== Task details ==
Search the entries for the word "object" and pull out each line that has it.

Stored entries:

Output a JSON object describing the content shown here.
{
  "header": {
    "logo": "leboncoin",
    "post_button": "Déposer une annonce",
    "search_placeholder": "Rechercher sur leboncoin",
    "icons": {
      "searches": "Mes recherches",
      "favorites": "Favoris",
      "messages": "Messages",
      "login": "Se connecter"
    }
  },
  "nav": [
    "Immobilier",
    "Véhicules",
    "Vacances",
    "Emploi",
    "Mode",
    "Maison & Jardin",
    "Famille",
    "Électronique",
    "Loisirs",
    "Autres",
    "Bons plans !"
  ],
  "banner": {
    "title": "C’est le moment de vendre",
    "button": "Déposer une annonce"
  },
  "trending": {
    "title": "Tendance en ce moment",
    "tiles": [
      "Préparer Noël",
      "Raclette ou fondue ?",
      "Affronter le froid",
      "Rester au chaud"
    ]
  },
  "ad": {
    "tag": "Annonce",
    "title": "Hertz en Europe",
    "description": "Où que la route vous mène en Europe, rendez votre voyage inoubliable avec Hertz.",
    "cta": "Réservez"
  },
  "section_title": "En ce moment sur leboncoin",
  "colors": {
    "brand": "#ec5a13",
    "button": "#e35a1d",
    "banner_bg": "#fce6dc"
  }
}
* * *
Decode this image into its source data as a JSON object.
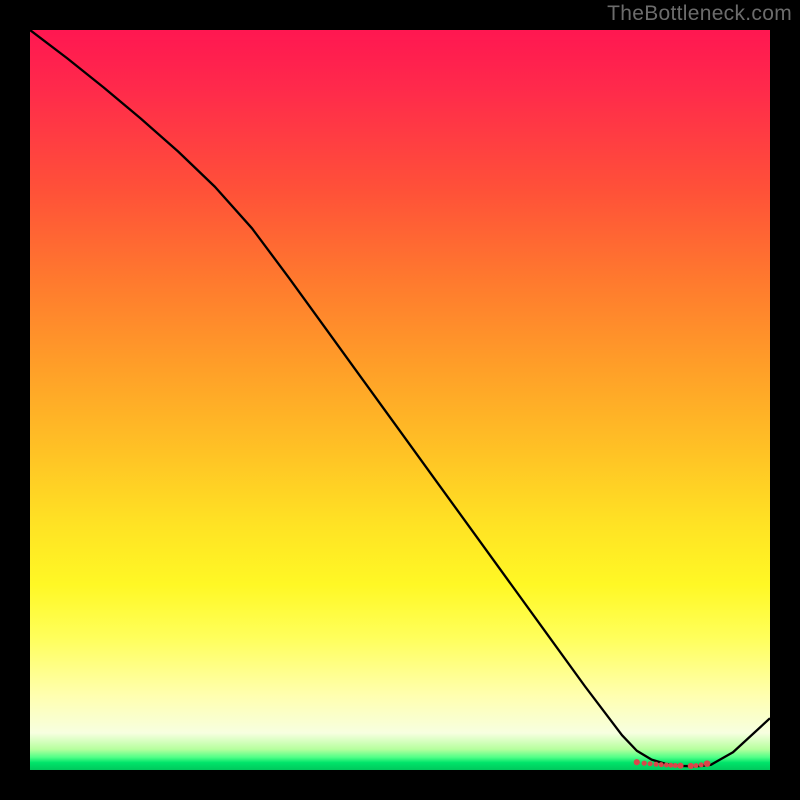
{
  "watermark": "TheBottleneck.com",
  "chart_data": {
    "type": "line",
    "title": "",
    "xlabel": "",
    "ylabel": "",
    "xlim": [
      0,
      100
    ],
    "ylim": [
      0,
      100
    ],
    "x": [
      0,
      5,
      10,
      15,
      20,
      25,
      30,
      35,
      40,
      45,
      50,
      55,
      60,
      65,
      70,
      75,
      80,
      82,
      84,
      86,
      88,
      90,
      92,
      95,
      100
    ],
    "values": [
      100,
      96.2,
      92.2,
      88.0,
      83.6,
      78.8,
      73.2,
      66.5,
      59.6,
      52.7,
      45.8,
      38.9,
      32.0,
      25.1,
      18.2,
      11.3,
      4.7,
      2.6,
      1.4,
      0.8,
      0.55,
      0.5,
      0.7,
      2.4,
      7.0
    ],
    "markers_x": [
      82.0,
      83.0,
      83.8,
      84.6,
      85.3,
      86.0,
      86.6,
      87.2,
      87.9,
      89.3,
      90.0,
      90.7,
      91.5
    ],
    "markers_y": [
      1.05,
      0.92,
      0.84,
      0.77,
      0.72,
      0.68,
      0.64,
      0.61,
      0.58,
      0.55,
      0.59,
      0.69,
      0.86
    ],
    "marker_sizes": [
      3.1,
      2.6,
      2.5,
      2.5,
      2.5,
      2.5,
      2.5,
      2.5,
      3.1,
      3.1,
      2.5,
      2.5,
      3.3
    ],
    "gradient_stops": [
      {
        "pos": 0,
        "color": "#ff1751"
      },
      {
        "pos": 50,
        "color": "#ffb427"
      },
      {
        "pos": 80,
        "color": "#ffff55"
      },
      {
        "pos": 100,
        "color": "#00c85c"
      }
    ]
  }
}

== The output ==
Output a JSON object describing the content shown here.
Decode this image into its source data as a JSON object.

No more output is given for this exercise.